Quote the whole listing word for word, please.

··· Supplied information

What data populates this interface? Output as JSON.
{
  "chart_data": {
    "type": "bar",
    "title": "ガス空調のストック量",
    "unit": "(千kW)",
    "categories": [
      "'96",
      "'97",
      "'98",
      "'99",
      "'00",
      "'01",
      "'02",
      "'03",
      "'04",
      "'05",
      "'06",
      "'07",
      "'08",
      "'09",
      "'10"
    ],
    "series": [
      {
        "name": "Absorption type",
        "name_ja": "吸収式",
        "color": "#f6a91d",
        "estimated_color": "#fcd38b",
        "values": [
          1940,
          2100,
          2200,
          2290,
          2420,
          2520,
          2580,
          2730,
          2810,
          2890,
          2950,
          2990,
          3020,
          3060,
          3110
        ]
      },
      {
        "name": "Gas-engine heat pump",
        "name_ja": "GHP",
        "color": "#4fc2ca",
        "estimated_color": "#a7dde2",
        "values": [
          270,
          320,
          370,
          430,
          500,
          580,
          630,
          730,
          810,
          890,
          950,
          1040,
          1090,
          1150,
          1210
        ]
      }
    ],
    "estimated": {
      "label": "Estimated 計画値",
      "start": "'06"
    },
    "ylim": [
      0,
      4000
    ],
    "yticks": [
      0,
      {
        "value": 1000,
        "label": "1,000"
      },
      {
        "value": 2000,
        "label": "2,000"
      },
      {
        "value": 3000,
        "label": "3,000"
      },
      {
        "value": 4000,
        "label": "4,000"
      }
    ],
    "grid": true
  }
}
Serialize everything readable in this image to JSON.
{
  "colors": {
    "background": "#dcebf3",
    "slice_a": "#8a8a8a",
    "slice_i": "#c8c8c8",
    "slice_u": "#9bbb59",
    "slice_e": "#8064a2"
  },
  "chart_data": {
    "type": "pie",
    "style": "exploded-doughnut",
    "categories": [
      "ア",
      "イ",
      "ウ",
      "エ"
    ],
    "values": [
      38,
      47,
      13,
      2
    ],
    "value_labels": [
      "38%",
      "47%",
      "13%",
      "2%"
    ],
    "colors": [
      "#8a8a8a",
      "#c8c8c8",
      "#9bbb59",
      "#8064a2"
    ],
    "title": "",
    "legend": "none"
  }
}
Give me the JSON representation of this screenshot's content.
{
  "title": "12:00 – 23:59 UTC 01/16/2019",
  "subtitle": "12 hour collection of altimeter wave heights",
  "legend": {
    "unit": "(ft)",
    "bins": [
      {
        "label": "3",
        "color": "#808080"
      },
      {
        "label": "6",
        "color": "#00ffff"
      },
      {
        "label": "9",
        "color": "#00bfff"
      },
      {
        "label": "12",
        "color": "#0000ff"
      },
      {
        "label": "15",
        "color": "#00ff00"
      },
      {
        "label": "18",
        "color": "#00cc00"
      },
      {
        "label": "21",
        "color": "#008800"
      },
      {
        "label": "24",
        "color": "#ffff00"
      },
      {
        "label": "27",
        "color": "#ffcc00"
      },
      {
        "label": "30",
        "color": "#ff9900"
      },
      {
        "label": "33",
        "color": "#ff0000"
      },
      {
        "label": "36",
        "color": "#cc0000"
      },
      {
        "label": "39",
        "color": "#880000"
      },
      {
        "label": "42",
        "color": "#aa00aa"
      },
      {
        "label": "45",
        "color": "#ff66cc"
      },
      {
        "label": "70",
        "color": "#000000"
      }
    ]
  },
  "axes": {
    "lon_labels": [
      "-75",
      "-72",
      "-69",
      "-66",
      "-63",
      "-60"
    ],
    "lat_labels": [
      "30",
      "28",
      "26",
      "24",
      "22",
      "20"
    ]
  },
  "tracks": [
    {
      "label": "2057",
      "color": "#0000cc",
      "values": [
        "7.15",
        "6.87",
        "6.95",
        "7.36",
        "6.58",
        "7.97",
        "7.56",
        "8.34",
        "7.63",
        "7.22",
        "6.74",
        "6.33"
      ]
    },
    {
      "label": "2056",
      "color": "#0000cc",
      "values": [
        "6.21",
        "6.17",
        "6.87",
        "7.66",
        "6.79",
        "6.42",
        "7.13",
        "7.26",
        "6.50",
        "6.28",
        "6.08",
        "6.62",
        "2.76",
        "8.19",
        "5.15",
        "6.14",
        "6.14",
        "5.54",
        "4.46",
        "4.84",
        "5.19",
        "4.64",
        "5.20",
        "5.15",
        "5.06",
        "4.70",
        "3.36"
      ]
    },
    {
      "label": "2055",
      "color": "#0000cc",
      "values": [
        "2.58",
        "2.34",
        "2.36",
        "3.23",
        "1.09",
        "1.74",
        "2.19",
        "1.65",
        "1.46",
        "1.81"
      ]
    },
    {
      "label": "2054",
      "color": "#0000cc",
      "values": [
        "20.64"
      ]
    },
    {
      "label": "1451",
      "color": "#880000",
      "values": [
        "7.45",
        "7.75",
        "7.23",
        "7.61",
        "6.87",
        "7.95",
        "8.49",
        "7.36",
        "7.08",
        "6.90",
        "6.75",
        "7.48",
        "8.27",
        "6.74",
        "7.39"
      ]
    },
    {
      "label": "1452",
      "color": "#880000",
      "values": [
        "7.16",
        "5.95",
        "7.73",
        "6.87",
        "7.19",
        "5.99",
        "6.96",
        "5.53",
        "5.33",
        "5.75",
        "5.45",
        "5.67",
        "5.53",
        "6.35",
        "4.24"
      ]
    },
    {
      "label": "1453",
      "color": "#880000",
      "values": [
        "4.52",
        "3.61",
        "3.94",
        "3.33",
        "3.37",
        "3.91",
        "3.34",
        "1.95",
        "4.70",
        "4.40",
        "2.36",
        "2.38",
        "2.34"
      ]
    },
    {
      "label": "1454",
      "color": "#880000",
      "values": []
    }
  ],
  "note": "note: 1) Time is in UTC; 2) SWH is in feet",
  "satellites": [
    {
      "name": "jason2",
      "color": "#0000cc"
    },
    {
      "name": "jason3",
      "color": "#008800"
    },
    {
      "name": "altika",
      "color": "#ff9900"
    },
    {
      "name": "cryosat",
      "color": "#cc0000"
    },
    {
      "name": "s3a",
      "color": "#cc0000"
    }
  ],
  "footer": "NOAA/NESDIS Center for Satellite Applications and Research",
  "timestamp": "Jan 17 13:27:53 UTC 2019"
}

······

**Exercise result**
What data populates this interface? Output as JSON.
{
  "chart_data": {
    "type": "bar",
    "title": "ガス空調のストック量",
    "unit": "(千kW)",
    "categories": [
      "'96",
      "'97",
      "'98",
      "'99",
      "'00",
      "'01",
      "'02",
      "'03",
      "'04",
      "'05",
      "'06",
      "'07",
      "'08",
      "'09",
      "'10"
    ],
    "series": [
      {
        "name": "Absorption type",
        "name_ja": "吸収式",
        "color": "#f6a91d",
        "estimated_color": "#fcd38b",
        "values": [
          1940,
          2100,
          2200,
          2290,
          2420,
          2520,
          2580,
          2730,
          2810,
          2890,
          2950,
          2990,
          3020,
          3060,
          3110
        ]
      },
      {
        "name": "Gas-engine heat pump",
        "name_ja": "GHP",
        "color": "#4fc2ca",
        "estimated_color": "#a7dde2",
        "values": [
          270,
          320,
          370,
          430,
          500,
          580,
          630,
          730,
          810,
          890,
          950,
          1040,
          1090,
          1150,
          1210
        ]
      }
    ],
    "estimated": {
      "label": "Estimated 計画値",
      "start": "'06"
    },
    "ylim": [
      0,
      4000
    ],
    "yticks": [
      0,
      {
        "value": 1000,
        "label": "1,000"
      },
      {
        "value": 2000,
        "label": "2,000"
      },
      {
        "value": 3000,
        "label": "3,000"
      },
      {
        "value": 4000,
        "label": "4,000"
      }
    ],
    "grid": true
  }
}
Serialize everything readable in this image to JSON.
{
  "colors": {
    "background": "#dcebf3",
    "slice_a": "#8a8a8a",
    "slice_i": "#c8c8c8",
    "slice_u": "#9bbb59",
    "slice_e": "#8064a2"
  },
  "chart_data": {
    "type": "pie",
    "style": "exploded-doughnut",
    "categories": [
      "ア",
      "イ",
      "ウ",
      "エ"
    ],
    "values": [
      38,
      47,
      13,
      2
    ],
    "value_labels": [
      "38%",
      "47%",
      "13%",
      "2%"
    ],
    "colors": [
      "#8a8a8a",
      "#c8c8c8",
      "#9bbb59",
      "#8064a2"
    ],
    "title": "",
    "legend": "none"
  }
}
Give me the JSON representation of this screenshot's content.
{
  "title": "12:00 – 23:59 UTC 01/16/2019",
  "subtitle": "12 hour collection of altimeter wave heights",
  "legend": {
    "unit": "(ft)",
    "bins": [
      {
        "label": "3",
        "color": "#808080"
      },
      {
        "label": "6",
        "color": "#00ffff"
      },
      {
        "label": "9",
        "color": "#00bfff"
      },
      {
        "label": "12",
        "color": "#0000ff"
      },
      {
        "label": "15",
        "color": "#00ff00"
      },
      {
        "label": "18",
        "color": "#00cc00"
      },
      {
        "label": "21",
        "color": "#008800"
      },
      {
        "label": "24",
        "color": "#ffff00"
      },
      {
        "label": "27",
        "color": "#ffcc00"
      },
      {
        "label": "30",
        "color": "#ff9900"
      },
      {
        "label": "33",
        "color": "#ff0000"
      },
      {
        "label": "36",
        "color": "#cc0000"
      },
      {
        "label": "39",
        "color": "#880000"
      },
      {
        "label": "42",
        "color": "#aa00aa"
      },
      {
        "label": "45",
        "color": "#ff66cc"
      },
      {
        "label": "70",
        "color": "#000000"
      }
    ]
  },
  "axes": {
    "lon_labels": [
      "-75",
      "-72",
      "-69",
      "-66",
      "-63",
      "-60"
    ],
    "lat_labels": [
      "30",
      "28",
      "26",
      "24",
      "22",
      "20"
    ]
  },
  "tracks": [
    {
      "label": "2057",
      "color": "#0000cc",
      "values": [
        "7.15",
        "6.87",
        "6.95",
        "7.36",
        "6.58",
        "7.97",
        "7.56",
        "8.34",
        "7.63",
        "7.22",
        "6.74",
        "6.33"
      ]
    },
    {
      "label": "2056",
      "color": "#0000cc",
      "values": [
        "6.21",
        "6.17",
        "6.87",
        "7.66",
        "6.79",
        "6.42",
        "7.13",
        "7.26",
        "6.50",
        "6.28",
        "6.08",
        "6.62",
        "2.76",
        "8.19",
        "5.15",
        "6.14",
        "6.14",
        "5.54",
        "4.46",
        "4.84",
        "5.19",
        "4.64",
        "5.20",
        "5.15",
        "5.06",
        "4.70",
        "3.36"
      ]
    },
    {
      "label": "2055",
      "color": "#0000cc",
      "values": [
        "2.58",
        "2.34",
        "2.36",
        "3.23",
        "1.09",
        "1.74",
        "2.19",
        "1.65",
        "1.46",
        "1.81"
      ]
    },
    {
      "label": "2054",
      "color": "#0000cc",
      "values": [
        "20.64"
      ]
    },
    {
      "label": "1451",
      "color": "#880000",
      "values": [
        "7.45",
        "7.75",
        "7.23",
        "7.61",
        "6.87",
        "7.95",
        "8.49",
        "7.36",
        "7.08",
        "6.90",
        "6.75",
        "7.48",
        "8.27",
        "6.74",
        "7.39"
      ]
    },
    {
      "label": "1452",
      "color": "#880000",
      "values": [
        "7.16",
        "5.95",
        "7.73",
        "6.87",
        "7.19",
        "5.99",
        "6.96",
        "5.53",
        "5.33",
        "5.75",
        "5.45",
        "5.67",
        "5.53",
        "6.35",
        "4.24"
      ]
    },
    {
      "label": "1453",
      "color": "#880000",
      "values": [
        "4.52",
        "3.61",
        "3.94",
        "3.33",
        "3.37",
        "3.91",
        "3.34",
        "1.95",
        "4.70",
        "4.40",
        "2.36",
        "2.38",
        "2.34"
      ]
    },
    {
      "label": "1454",
      "color": "#880000",
      "values": []
    }
  ],
  "note": "note: 1) Time is in UTC; 2) SWH is in feet",
  "satellites": [
    {
      "name": "jason2",
      "color": "#0000cc"
    },
    {
      "name": "jason3",
      "color": "#008800"
    },
    {
      "name": "altika",
      "color": "#ff9900"
    },
    {
      "name": "cryosat",
      "color": "#cc0000"
    },
    {
      "name": "s3a",
      "color": "#cc0000"
    }
  ],
  "footer": "NOAA/NESDIS Center for Satellite Applications and Research",
  "timestamp": "Jan 17 13:27:53 UTC 2019"
}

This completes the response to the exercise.